Apresente todos os dados abaixo como uma tabela Markdown com as colunas "Nº" e "Linha dos dados", por favor. Numere cada linha e deixe de fora as linhas em branco.
---
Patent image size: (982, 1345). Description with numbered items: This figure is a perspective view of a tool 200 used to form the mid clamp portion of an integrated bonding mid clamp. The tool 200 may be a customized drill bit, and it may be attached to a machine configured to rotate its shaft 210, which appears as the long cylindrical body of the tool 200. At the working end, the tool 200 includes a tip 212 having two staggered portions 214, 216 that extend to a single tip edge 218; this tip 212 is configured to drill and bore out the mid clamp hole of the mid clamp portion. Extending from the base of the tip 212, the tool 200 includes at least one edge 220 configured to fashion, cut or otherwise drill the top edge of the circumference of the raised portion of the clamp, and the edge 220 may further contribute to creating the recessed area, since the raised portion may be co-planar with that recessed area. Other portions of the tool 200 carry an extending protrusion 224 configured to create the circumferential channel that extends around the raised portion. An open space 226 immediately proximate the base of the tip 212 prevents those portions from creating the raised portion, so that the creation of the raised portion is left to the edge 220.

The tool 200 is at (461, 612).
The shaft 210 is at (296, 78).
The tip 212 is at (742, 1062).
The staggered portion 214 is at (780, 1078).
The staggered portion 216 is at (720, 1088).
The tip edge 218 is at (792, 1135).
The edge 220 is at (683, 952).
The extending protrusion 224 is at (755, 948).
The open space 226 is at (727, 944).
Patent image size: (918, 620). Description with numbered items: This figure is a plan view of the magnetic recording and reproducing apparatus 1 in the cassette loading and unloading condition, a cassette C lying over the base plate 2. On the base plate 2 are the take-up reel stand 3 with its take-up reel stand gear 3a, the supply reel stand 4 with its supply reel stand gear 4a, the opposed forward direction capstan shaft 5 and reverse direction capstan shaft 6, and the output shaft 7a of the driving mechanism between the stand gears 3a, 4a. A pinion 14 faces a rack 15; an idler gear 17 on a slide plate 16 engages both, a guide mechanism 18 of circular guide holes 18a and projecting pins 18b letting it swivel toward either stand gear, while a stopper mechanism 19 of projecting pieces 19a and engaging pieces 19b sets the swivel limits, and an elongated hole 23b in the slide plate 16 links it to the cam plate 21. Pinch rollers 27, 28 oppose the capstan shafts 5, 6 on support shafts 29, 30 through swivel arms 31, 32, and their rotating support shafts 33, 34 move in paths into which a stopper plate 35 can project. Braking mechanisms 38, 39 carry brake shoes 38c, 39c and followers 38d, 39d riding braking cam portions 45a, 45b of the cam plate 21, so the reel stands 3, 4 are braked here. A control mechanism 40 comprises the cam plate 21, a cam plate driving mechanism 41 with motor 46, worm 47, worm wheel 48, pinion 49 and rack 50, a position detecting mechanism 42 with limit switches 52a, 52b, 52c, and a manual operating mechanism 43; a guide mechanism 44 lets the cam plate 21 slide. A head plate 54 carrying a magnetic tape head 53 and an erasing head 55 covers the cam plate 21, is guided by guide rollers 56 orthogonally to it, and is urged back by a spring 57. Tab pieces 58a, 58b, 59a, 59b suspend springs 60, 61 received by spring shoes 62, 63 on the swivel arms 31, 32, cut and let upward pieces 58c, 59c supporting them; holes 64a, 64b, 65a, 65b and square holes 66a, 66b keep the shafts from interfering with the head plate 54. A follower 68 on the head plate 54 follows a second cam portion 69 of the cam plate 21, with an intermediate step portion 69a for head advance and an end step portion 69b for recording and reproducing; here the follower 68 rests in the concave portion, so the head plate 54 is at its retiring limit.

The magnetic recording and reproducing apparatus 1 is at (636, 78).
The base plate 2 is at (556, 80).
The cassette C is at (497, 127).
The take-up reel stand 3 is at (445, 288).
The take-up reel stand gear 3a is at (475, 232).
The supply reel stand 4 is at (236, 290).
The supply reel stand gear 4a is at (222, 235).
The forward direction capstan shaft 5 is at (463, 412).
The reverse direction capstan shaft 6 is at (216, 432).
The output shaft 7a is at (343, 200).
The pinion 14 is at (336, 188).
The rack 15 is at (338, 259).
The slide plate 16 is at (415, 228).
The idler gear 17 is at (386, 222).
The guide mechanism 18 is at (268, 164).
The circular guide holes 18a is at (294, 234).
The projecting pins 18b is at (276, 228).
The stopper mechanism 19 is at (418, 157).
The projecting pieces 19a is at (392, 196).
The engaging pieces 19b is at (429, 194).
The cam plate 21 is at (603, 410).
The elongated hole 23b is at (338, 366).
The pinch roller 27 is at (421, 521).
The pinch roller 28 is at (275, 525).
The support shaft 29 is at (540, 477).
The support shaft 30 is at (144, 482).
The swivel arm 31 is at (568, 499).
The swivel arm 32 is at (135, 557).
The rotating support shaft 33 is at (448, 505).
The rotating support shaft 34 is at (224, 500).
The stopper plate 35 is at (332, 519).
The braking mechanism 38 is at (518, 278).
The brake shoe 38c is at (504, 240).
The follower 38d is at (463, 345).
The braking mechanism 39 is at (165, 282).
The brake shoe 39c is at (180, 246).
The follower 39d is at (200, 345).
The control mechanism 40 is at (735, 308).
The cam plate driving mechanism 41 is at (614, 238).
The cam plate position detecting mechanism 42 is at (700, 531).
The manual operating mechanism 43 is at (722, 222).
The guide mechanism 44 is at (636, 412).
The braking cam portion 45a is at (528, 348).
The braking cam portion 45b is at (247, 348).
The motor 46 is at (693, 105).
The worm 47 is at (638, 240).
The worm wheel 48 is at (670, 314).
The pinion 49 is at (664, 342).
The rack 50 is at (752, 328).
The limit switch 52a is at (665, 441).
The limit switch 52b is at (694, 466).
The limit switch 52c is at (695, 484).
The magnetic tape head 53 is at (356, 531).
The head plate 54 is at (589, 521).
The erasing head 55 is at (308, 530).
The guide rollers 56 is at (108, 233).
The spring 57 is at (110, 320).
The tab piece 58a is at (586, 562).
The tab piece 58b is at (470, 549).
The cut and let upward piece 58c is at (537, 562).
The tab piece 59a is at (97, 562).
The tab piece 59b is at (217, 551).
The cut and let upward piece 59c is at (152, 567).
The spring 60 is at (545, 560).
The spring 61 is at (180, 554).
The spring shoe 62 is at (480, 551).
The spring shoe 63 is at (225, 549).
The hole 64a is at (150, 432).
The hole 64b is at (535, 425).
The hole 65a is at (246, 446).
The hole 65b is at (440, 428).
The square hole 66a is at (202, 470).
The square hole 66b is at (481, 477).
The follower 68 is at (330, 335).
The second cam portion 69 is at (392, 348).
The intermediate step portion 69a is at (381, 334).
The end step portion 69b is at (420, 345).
---
> **RESULTADO ABAIXO**
| Nº | Linha dos dados |
|---|---|
| 1 | Patent image size: (982, 1345). Description with numbered items: This figure is a perspective view of a tool 200 used to form the mid clamp portion of an integrated bonding mid clamp. The tool 200 may be a customized drill bit, and it may be attached to a machine configured to rotate its shaft 210, which appears as the long cylindrical body of the tool 200. At the working end, the tool 200 includes a tip 212 having two staggered portions 214, 216 that extend to a single tip edge 218; this tip 212 is configured to drill and bore out the mid clamp hole of the mid clamp portion. Extending from the base of the tip 212, the tool 200 includes at least one edge 220 configured to fashion, cut or otherwise drill the top edge of the circumference of the raised portion of the clamp, and the edge 220 may further contribute to creating the recessed area, since the raised portion may be co-planar with that recessed area. Other portions of the tool 200 carry an extending protrusion 224 configured to create the circumferential channel that extends around the raised portion. An open space 226 immediately proximate the base of the tip 212 prevents those portions from creating the raised portion, so that the creation of the raised portion is left to the edge 220. |
| 2 | The tool 200 is at (461, 612). |
| 3 | The shaft 210 is at (296, 78). |
| 4 | The tip 212 is at (742, 1062). |
| 5 | The staggered portion 214 is at (780, 1078). |
| 6 | The staggered portion 216 is at (720, 1088). |
| 7 | The tip edge 218 is at (792, 1135). |
| 8 | The edge 220 is at (683, 952). |
| 9 | The extending protrusion 224 is at (755, 948). |
| 10 | The open space 226 is at (727, 944). |
| 11 | Patent image size: (918, 620). Description with numbered items: This figure is a plan view of the magnetic recording and reproducing apparatus 1 in the cassette loading and unloading condition, a cassette C lying over the base plate 2. On the base plate 2 are the take-up reel stand 3 with its take-up reel stand gear 3a, the supply reel stand 4 with its supply reel stand gear 4a, the opposed forward direction capstan shaft 5 and reverse direction capstan shaft 6, and the output shaft 7a of the driving mechanism between the stand gears 3a, 4a. A pinion 14 faces a rack 15; an idler gear 17 on a slide plate 16 engages both, a guide mechanism 18 of circular guide holes 18a and projecting pins 18b letting it swivel toward either stand gear, while a stopper mechanism 19 of projecting pieces 19a and engaging pieces 19b sets the swivel limits, and an elongated hole 23b in the slide plate 16 links it to the cam plate 21. Pinch rollers 27, 28 oppose the capstan shafts 5, 6 on support shafts 29, 30 through swivel arms 31, 32, and their rotating support shafts 33, 34 move in paths into which a stopper plate 35 can project. Braking mechanisms 38, 39 carry brake shoes 38c, 39c and followers 38d, 39d riding braking cam portions 45a, 45b of the cam plate 21, so the reel stands 3, 4 are braked here. A control mechanism 40 comprises the cam plate 21, a cam plate driving mechanism 41 with motor 46, worm 47, worm wheel 48, pinion 49 and rack 50, a position detecting mechanism 42 with limit switches 52a, 52b, 52c, and a manual operating mechanism 43; a guide mechanism 44 lets the cam plate 21 slide. A head plate 54 carrying a magnetic tape head 53 and an erasing head 55 covers the cam plate 21, is guided by guide rollers 56 orthogonally to it, and is urged back by a spring 57. Tab pieces 58a, 58b, 59a, 59b suspend springs 60, 61 received by spring shoes 62, 63 on the swivel arms 31, 32, cut and let upward pieces 58c, 59c supporting them; holes 64a, 64b, 65a, 65b and square holes 66a, 66b keep the shafts from interfering with the head plate 54. A follower 68 on the head plate 54 follows a second cam portion 69 of the cam plate 21, with an intermediate step portion 69a for head advance and an end step portion 69b for recording and reproducing; here the follower 68 rests in the concave portion, so the head plate 54 is at its retiring limit. |
| 12 | The magnetic recording and reproducing apparatus 1 is at (636, 78). |
| 13 | The base plate 2 is at (556, 80). |
| 14 | The cassette C is at (497, 127). |
| 15 | The take-up reel stand 3 is at (445, 288). |
| 16 | The take-up reel stand gear 3a is at (475, 232). |
| 17 | The supply reel stand 4 is at (236, 290). |
| 18 | The supply reel stand gear 4a is at (222, 235). |
| 19 | The forward direction capstan shaft 5 is at (463, 412). |
| 20 | The reverse direction capstan shaft 6 is at (216, 432). |
| 21 | The output shaft 7a is at (343, 200). |
| 22 | The pinion 14 is at (336, 188). |
| 23 | The rack 15 is at (338, 259). |
| 24 | The slide plate 16 is at (415, 228). |
| 25 | The idler gear 17 is at (386, 222). |
| 26 | The guide mechanism 18 is at (268, 164). |
| 27 | The circular guide holes 18a is at (294, 234). |
| 28 | The projecting pins 18b is at (276, 228). |
| 29 | The stopper mechanism 19 is at (418, 157). |
| 30 | The projecting pieces 19a is at (392, 196). |
| 31 | The engaging pieces 19b is at (429, 194). |
| 32 | The cam plate 21 is at (603, 410). |
| 33 | The elongated hole 23b is at (338, 366). |
| 34 | The pinch roller 27 is at (421, 521). |
| 35 | The pinch roller 28 is at (275, 525). |
| 36 | The support shaft 29 is at (540, 477). |
| 37 | The support shaft 30 is at (144, 482). |
| 38 | The swivel arm 31 is at (568, 499). |
| 39 | The swivel arm 32 is at (135, 557). |
| 40 | The rotating support shaft 33 is at (448, 505). |
| 41 | The rotating support shaft 34 is at (224, 500). |
| 42 | The stopper plate 35 is at (332, 519). |
| 43 | The braking mechanism 38 is at (518, 278). |
| 44 | The brake shoe 38c is at (504, 240). |
| 45 | The follower 38d is at (463, 345). |
| 46 | The braking mechanism 39 is at (165, 282). |
| 47 | The brake shoe 39c is at (180, 246). |
| 48 | The follower 39d is at (200, 345). |
| 49 | The control mechanism 40 is at (735, 308). |
| 50 | The cam plate driving mechanism 41 is at (614, 238). |
| 51 | The cam plate position detecting mechanism 42 is at (700, 531). |
| 52 | The manual operating mechanism 43 is at (722, 222). |
| 53 | The guide mechanism 44 is at (636, 412). |
| 54 | The braking cam portion 45a is at (528, 348). |
| 55 | The braking cam portion 45b is at (247, 348). |
| 56 | The motor 46 is at (693, 105). |
| 57 | The worm 47 is at (638, 240). |
| 58 | The worm wheel 48 is at (670, 314). |
| 59 | The pinion 49 is at (664, 342). |
| 60 | The rack 50 is at (752, 328). |
| 61 | The limit switch 52a is at (665, 441). |
| 62 | The limit switch 52b is at (694, 466). |
| 63 | The limit switch 52c is at (695, 484). |
| 64 | The magnetic tape head 53 is at (356, 531). |
| 65 | The head plate 54 is at (589, 521). |
| 66 | The erasing head 55 is at (308, 530). |
| 67 | The guide rollers 56 is at (108, 233). |
| 68 | The spring 57 is at (110, 320). |
| 69 | The tab piece 58a is at (586, 562). |
| 70 | The tab piece 58b is at (470, 549). |
| 71 | The cut and let upward piece 58c is at (537, 562). |
| 72 | The tab piece 59a is at (97, 562). |
| 73 | The tab piece 59b is at (217, 551). |
| 74 | The cut and let upward piece 59c is at (152, 567). |
| 75 | The spring 60 is at (545, 560). |
| 76 | The spring 61 is at (180, 554). |
| 77 | The spring shoe 62 is at (480, 551). |
| 78 | The spring shoe 63 is at (225, 549). |
| 79 | The hole 64a is at (150, 432). |
| 80 | The hole 64b is at (535, 425). |
| 81 | The hole 65a is at (246, 446). |
| 82 | The hole 65b is at (440, 428). |
| 83 | The square hole 66a is at (202, 470). |
| 84 | The square hole 66b is at (481, 477). |
| 85 | The follower 68 is at (330, 335). |
| 86 | The second cam portion 69 is at (392, 348). |
| 87 | The intermediate step portion 69a is at (381, 334). |
| 88 | The end step portion 69b is at (420, 345). |